What you need to do
Give back the full material, exactly as it reads.

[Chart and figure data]
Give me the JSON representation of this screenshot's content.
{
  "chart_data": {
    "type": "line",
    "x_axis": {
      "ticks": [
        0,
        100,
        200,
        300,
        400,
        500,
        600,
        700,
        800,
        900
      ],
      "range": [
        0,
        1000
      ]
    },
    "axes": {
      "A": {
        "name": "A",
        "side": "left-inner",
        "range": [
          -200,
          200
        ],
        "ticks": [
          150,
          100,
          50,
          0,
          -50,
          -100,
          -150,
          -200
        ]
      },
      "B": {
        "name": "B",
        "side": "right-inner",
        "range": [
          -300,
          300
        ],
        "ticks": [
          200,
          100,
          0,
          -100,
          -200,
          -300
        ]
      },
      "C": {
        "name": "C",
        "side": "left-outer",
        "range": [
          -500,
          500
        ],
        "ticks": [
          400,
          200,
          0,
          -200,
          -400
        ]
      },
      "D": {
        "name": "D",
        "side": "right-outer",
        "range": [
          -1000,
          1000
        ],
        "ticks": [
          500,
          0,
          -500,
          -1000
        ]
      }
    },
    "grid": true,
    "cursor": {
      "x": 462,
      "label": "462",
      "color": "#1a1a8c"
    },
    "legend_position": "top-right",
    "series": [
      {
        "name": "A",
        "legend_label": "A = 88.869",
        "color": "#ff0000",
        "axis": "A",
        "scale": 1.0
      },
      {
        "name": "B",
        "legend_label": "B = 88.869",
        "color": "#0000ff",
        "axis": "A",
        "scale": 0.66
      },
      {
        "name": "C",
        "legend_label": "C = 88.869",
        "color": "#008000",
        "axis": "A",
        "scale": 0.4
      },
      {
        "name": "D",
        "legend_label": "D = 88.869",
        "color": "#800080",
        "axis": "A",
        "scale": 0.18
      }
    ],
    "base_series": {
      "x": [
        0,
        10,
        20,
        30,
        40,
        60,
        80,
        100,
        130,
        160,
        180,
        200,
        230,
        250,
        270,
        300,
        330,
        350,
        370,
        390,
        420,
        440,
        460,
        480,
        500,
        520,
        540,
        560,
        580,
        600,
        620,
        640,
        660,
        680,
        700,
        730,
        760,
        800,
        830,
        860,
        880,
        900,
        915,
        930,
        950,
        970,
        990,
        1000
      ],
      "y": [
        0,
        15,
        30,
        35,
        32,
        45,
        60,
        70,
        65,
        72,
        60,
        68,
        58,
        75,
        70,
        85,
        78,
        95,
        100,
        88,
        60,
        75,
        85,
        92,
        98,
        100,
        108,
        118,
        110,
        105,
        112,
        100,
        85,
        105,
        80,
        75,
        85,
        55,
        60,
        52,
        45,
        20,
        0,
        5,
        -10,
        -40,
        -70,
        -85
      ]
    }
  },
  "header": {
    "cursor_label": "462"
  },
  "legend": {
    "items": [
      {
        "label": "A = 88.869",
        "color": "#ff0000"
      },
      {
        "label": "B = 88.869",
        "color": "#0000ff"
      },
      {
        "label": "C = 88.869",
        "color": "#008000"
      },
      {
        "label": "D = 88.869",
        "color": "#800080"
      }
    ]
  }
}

Result of this task
Give me the JSON representation of this screenshot's content.
{
  "chart_data": {
    "type": "line",
    "x_axis": {
      "ticks": [
        0,
        100,
        200,
        300,
        400,
        500,
        600,
        700,
        800,
        900
      ],
      "range": [
        0,
        1000
      ]
    },
    "axes": {
      "A": {
        "name": "A",
        "side": "left-inner",
        "range": [
          -200,
          200
        ],
        "ticks": [
          150,
          100,
          50,
          0,
          -50,
          -100,
          -150,
          -200
        ]
      },
      "B": {
        "name": "B",
        "side": "right-inner",
        "range": [
          -300,
          300
        ],
        "ticks": [
          200,
          100,
          0,
          -100,
          -200,
          -300
        ]
      },
      "C": {
        "name": "C",
        "side": "left-outer",
        "range": [
          -500,
          500
        ],
        "ticks": [
          400,
          200,
          0,
          -200,
          -400
        ]
      },
      "D": {
        "name": "D",
        "side": "right-outer",
        "range": [
          -1000,
          1000
        ],
        "ticks": [
          500,
          0,
          -500,
          -1000
        ]
      }
    },
    "grid": true,
    "cursor": {
      "x": 462,
      "label": "462",
      "color": "#1a1a8c"
    },
    "legend_position": "top-right",
    "series": [
      {
        "name": "A",
        "legend_label": "A = 88.869",
        "color": "#ff0000",
        "axis": "A",
        "scale": 1.0
      },
      {
        "name": "B",
        "legend_label": "B = 88.869",
        "color": "#0000ff",
        "axis": "A",
        "scale": 0.66
      },
      {
        "name": "C",
        "legend_label": "C = 88.869",
        "color": "#008000",
        "axis": "A",
        "scale": 0.4
      },
      {
        "name": "D",
        "legend_label": "D = 88.869",
        "color": "#800080",
        "axis": "A",
        "scale": 0.18
      }
    ],
    "base_series": {
      "x": [
        0,
        10,
        20,
        30,
        40,
        60,
        80,
        100,
        130,
        160,
        180,
        200,
        230,
        250,
        270,
        300,
        330,
        350,
        370,
        390,
        420,
        440,
        460,
        480,
        500,
        520,
        540,
        560,
        580,
        600,
        620,
        640,
        660,
        680,
        700,
        730,
        760,
        800,
        830,
        860,
        880,
        900,
        915,
        930,
        950,
        970,
        990,
        1000
      ],
      "y": [
        0,
        15,
        30,
        35,
        32,
        45,
        60,
        70,
        65,
        72,
        60,
        68,
        58,
        75,
        70,
        85,
        78,
        95,
        100,
        88,
        60,
        75,
        85,
        92,
        98,
        100,
        108,
        118,
        110,
        105,
        112,
        100,
        85,
        105,
        80,
        75,
        85,
        55,
        60,
        52,
        45,
        20,
        0,
        5,
        -10,
        -40,
        -70,
        -85
      ]
    }
  },
  "header": {
    "cursor_label": "462"
  },
  "legend": {
    "items": [
      {
        "label": "A = 88.869",
        "color": "#ff0000"
      },
      {
        "label": "B = 88.869",
        "color": "#0000ff"
      },
      {
        "label": "C = 88.869",
        "color": "#008000"
      },
      {
        "label": "D = 88.869",
        "color": "#800080"
      }
    ]
  }
}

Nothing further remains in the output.